## Exercise
Reproduce every entry exactly, without alteration.

## Records for this task

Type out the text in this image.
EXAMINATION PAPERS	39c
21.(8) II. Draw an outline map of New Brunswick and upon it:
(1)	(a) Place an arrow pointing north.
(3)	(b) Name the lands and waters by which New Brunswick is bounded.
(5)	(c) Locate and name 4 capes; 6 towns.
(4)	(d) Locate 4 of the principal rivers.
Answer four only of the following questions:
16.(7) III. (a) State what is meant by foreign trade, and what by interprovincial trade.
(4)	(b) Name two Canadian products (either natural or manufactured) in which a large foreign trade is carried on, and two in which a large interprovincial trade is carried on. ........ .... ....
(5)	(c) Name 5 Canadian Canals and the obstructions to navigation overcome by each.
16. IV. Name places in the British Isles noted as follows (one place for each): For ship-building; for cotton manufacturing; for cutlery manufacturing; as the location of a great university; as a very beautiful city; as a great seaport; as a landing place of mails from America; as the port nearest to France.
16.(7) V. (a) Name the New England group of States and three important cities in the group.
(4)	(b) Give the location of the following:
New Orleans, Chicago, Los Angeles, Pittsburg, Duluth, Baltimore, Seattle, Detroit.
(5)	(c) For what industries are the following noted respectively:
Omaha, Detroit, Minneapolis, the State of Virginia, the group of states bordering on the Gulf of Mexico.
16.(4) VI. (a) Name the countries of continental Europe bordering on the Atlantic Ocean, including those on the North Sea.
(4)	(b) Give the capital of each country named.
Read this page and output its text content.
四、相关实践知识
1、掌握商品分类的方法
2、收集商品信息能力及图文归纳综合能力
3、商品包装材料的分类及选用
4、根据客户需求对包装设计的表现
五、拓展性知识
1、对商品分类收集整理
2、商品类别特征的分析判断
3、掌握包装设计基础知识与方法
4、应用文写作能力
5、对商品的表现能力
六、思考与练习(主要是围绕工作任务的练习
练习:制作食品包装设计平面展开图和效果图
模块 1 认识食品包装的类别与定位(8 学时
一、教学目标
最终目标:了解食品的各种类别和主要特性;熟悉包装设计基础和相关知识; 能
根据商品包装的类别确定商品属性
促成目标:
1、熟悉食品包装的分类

## Solution to this exercise
Type out the text in this image.
EXAMINATION PAPERS	39c
21.(8) II. Draw an outline map of New Brunswick and upon it:
(1)	(a) Place an arrow pointing north.
(3)	(b) Name the lands and waters by which New Brunswick is bounded.
(5)	(c) Locate and name 4 capes; 6 towns.
(4)	(d) Locate 4 of the principal rivers.
Answer four only of the following questions:
16.(7) III. (a) State what is meant by foreign trade, and what by interprovincial trade.
(4)	(b) Name two Canadian products (either natural or manufactured) in which a large foreign trade is carried on, and two in which a large interprovincial trade is carried on. ........ .... ....
(5)	(c) Name 5 Canadian Canals and the obstructions to navigation overcome by each.
16. IV. Name places in the British Isles noted as follows (one place for each): For ship-building; for cotton manufacturing; for cutlery manufacturing; as the location of a great university; as a very beautiful city; as a great seaport; as a landing place of mails from America; as the port nearest to France.
16.(7) V. (a) Name the New England group of States and three important cities in the group.
(4)	(b) Give the location of the following:
New Orleans, Chicago, Los Angeles, Pittsburg, Duluth, Baltimore, Seattle, Detroit.
(5)	(c) For what industries are the following noted respectively:
Omaha, Detroit, Minneapolis, the State of Virginia, the group of states bordering on the Gulf of Mexico.
16.(4) VI. (a) Name the countries of continental Europe bordering on the Atlantic Ocean, including those on the North Sea.
(4)	(b) Give the capital of each country named.
Read this page and output its text content.
四、相关实践知识
1、掌握商品分类的方法
2、收集商品信息能力及图文归纳综合能力
3、商品包装材料的分类及选用
4、根据客户需求对包装设计的表现
五、拓展性知识
1、对商品分类收集整理
2、商品类别特征的分析判断
3、掌握包装设计基础知识与方法
4、应用文写作能力
5、对商品的表现能力
六、思考与练习(主要是围绕工作任务的练习
练习:制作食品包装设计平面展开图和效果图
模块 1 认识食品包装的类别与定位(8 学时
一、教学目标
最终目标:了解食品的各种类别和主要特性;熟悉包装设计基础和相关知识; 能
根据商品包装的类别确定商品属性
促成目标:
1、熟悉食品包装的分类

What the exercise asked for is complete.